start Data section

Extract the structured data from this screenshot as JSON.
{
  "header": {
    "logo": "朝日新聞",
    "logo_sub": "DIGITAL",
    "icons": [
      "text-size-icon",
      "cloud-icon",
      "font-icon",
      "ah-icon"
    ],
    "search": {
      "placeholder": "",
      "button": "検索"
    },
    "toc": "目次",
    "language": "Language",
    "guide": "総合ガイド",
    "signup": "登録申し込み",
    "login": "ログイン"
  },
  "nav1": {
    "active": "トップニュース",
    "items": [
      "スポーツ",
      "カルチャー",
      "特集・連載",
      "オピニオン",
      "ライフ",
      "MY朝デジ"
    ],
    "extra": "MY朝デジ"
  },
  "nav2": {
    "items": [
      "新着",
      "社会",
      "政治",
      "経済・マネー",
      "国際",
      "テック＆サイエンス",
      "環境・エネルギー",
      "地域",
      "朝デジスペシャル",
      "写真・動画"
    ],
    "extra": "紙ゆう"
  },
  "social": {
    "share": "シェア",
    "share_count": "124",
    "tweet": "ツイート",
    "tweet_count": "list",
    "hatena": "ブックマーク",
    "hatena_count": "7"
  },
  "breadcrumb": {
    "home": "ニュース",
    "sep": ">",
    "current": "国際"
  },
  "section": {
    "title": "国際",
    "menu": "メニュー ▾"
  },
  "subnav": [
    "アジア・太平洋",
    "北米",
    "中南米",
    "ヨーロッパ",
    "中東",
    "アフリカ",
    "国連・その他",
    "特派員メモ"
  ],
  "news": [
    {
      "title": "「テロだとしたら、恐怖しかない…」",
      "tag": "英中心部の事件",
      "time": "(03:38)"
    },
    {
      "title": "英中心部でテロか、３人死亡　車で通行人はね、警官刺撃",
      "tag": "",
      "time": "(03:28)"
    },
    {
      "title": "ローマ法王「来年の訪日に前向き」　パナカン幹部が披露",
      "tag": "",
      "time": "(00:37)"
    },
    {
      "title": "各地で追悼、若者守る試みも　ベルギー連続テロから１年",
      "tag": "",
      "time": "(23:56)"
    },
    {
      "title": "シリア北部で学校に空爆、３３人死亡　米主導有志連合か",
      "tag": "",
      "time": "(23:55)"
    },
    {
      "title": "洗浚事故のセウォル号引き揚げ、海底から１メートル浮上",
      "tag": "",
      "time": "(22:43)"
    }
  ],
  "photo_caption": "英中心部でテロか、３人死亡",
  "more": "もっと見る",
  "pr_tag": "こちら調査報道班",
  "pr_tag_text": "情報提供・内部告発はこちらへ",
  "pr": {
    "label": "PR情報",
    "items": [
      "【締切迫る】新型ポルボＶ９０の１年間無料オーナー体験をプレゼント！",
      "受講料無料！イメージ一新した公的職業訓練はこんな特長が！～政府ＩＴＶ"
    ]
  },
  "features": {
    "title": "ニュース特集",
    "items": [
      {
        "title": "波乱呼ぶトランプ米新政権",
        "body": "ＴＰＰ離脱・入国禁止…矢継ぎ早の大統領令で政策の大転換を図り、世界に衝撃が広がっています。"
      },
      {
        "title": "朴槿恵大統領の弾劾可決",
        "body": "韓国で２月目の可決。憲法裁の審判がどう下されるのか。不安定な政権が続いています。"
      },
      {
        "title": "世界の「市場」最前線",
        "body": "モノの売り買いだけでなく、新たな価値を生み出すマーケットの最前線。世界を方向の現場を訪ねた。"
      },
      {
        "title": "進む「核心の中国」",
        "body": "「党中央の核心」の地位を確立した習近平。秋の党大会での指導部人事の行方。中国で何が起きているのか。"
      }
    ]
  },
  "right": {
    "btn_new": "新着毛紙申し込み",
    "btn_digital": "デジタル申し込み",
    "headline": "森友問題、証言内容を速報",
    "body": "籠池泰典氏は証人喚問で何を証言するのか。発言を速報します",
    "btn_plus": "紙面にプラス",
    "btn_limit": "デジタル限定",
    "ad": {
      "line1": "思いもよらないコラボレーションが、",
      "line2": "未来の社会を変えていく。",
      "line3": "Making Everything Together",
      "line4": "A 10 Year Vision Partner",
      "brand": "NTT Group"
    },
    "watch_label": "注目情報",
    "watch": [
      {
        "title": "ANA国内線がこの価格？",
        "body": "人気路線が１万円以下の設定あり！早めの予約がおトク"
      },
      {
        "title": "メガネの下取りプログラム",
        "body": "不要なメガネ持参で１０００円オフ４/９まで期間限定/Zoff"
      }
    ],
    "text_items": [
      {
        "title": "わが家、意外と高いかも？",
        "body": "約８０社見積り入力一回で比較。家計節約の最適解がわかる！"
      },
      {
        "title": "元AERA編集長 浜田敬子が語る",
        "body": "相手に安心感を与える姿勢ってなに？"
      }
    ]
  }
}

end Data section

Work required:
Return each entry from the material above exactly as it appears.

Task result:
Extract the structured data from this screenshot as JSON.
{
  "header": {
    "logo": "朝日新聞",
    "logo_sub": "DIGITAL",
    "icons": [
      "text-size-icon",
      "cloud-icon",
      "font-icon",
      "ah-icon"
    ],
    "search": {
      "placeholder": "",
      "button": "検索"
    },
    "toc": "目次",
    "language": "Language",
    "guide": "総合ガイド",
    "signup": "登録申し込み",
    "login": "ログイン"
  },
  "nav1": {
    "active": "トップニュース",
    "items": [
      "スポーツ",
      "カルチャー",
      "特集・連載",
      "オピニオン",
      "ライフ",
      "MY朝デジ"
    ],
    "extra": "MY朝デジ"
  },
  "nav2": {
    "items": [
      "新着",
      "社会",
      "政治",
      "経済・マネー",
      "国際",
      "テック＆サイエンス",
      "環境・エネルギー",
      "地域",
      "朝デジスペシャル",
      "写真・動画"
    ],
    "extra": "紙ゆう"
  },
  "social": {
    "share": "シェア",
    "share_count": "124",
    "tweet": "ツイート",
    "tweet_count": "list",
    "hatena": "ブックマーク",
    "hatena_count": "7"
  },
  "breadcrumb": {
    "home": "ニュース",
    "sep": ">",
    "current": "国際"
  },
  "section": {
    "title": "国際",
    "menu": "メニュー ▾"
  },
  "subnav": [
    "アジア・太平洋",
    "北米",
    "中南米",
    "ヨーロッパ",
    "中東",
    "アフリカ",
    "国連・その他",
    "特派員メモ"
  ],
  "news": [
    {
      "title": "「テロだとしたら、恐怖しかない…」",
      "tag": "英中心部の事件",
      "time": "(03:38)"
    },
    {
      "title": "英中心部でテロか、３人死亡　車で通行人はね、警官刺撃",
      "tag": "",
      "time": "(03:28)"
    },
    {
      "title": "ローマ法王「来年の訪日に前向き」　パナカン幹部が披露",
      "tag": "",
      "time": "(00:37)"
    },
    {
      "title": "各地で追悼、若者守る試みも　ベルギー連続テロから１年",
      "tag": "",
      "time": "(23:56)"
    },
    {
      "title": "シリア北部で学校に空爆、３３人死亡　米主導有志連合か",
      "tag": "",
      "time": "(23:55)"
    },
    {
      "title": "洗浚事故のセウォル号引き揚げ、海底から１メートル浮上",
      "tag": "",
      "time": "(22:43)"
    }
  ],
  "photo_caption": "英中心部でテロか、３人死亡",
  "more": "もっと見る",
  "pr_tag": "こちら調査報道班",
  "pr_tag_text": "情報提供・内部告発はこちらへ",
  "pr": {
    "label": "PR情報",
    "items": [
      "【締切迫る】新型ポルボＶ９０の１年間無料オーナー体験をプレゼント！",
      "受講料無料！イメージ一新した公的職業訓練はこんな特長が！～政府ＩＴＶ"
    ]
  },
  "features": {
    "title": "ニュース特集",
    "items": [
      {
        "title": "波乱呼ぶトランプ米新政権",
        "body": "ＴＰＰ離脱・入国禁止…矢継ぎ早の大統領令で政策の大転換を図り、世界に衝撃が広がっています。"
      },
      {
        "title": "朴槿恵大統領の弾劾可決",
        "body": "韓国で２月目の可決。憲法裁の審判がどう下されるのか。不安定な政権が続いています。"
      },
      {
        "title": "世界の「市場」最前線",
        "body": "モノの売り買いだけでなく、新たな価値を生み出すマーケットの最前線。世界を方向の現場を訪ねた。"
      },
      {
        "title": "進む「核心の中国」",
        "body": "「党中央の核心」の地位を確立した習近平。秋の党大会での指導部人事の行方。中国で何が起きているのか。"
      }
    ]
  },
  "right": {
    "btn_new": "新着毛紙申し込み",
    "btn_digital": "デジタル申し込み",
    "headline": "森友問題、証言内容を速報",
    "body": "籠池泰典氏は証人喚問で何を証言するのか。発言を速報します",
    "btn_plus": "紙面にプラス",
    "btn_limit": "デジタル限定",
    "ad": {
      "line1": "思いもよらないコラボレーションが、",
      "line2": "未来の社会を変えていく。",
      "line3": "Making Everything Together",
      "line4": "A 10 Year Vision Partner",
      "brand": "NTT Group"
    },
    "watch_label": "注目情報",
    "watch": [
      {
        "title": "ANA国内線がこの価格？",
        "body": "人気路線が１万円以下の設定あり！早めの予約がおトク"
      },
      {
        "title": "メガネの下取りプログラム",
        "body": "不要なメガネ持参で１０００円オフ４/９まで期間限定/Zoff"
      }
    ],
    "text_items": [
      {
        "title": "わが家、意外と高いかも？",
        "body": "約８０社見積り入力一回で比較。家計節約の最適解がわかる！"
      },
      {
        "title": "元AERA編集長 浜田敬子が語る",
        "body": "相手に安心感を与える姿勢ってなに？"
      }
    ]
  }
}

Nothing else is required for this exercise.